--- BEGIN Data provided ---
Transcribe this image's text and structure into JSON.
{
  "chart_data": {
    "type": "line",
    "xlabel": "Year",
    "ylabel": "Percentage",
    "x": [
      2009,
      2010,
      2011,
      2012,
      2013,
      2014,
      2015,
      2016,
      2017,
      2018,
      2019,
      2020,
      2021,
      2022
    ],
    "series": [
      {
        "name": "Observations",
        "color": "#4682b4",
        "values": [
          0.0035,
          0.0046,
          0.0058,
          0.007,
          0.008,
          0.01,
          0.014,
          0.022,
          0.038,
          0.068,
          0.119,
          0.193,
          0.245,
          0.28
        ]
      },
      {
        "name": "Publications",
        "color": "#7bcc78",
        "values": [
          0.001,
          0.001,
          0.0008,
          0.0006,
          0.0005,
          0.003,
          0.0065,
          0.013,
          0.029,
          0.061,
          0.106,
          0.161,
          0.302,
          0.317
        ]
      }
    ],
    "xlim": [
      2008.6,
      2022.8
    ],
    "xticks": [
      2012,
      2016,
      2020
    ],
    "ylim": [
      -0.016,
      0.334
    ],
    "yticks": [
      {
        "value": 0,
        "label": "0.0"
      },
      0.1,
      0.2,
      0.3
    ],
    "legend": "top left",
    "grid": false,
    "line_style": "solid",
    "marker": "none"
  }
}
--- END Data provided ---
* _Exercise aim_
Reproduce each line of the material above precisely.

* _The result_
Transcribe this image's text and structure into JSON.
{
  "chart_data": {
    "type": "line",
    "xlabel": "Year",
    "ylabel": "Percentage",
    "x": [
      2009,
      2010,
      2011,
      2012,
      2013,
      2014,
      2015,
      2016,
      2017,
      2018,
      2019,
      2020,
      2021,
      2022
    ],
    "series": [
      {
        "name": "Observations",
        "color": "#4682b4",
        "values": [
          0.0035,
          0.0046,
          0.0058,
          0.007,
          0.008,
          0.01,
          0.014,
          0.022,
          0.038,
          0.068,
          0.119,
          0.193,
          0.245,
          0.28
        ]
      },
      {
        "name": "Publications",
        "color": "#7bcc78",
        "values": [
          0.001,
          0.001,
          0.0008,
          0.0006,
          0.0005,
          0.003,
          0.0065,
          0.013,
          0.029,
          0.061,
          0.106,
          0.161,
          0.302,
          0.317
        ]
      }
    ],
    "xlim": [
      2008.6,
      2022.8
    ],
    "xticks": [
      2012,
      2016,
      2020
    ],
    "ylim": [
      -0.016,
      0.334
    ],
    "yticks": [
      {
        "value": 0,
        "label": "0.0"
      },
      0.1,
      0.2,
      0.3
    ],
    "legend": "top left",
    "grid": false,
    "line_style": "solid",
    "marker": "none"
  }
}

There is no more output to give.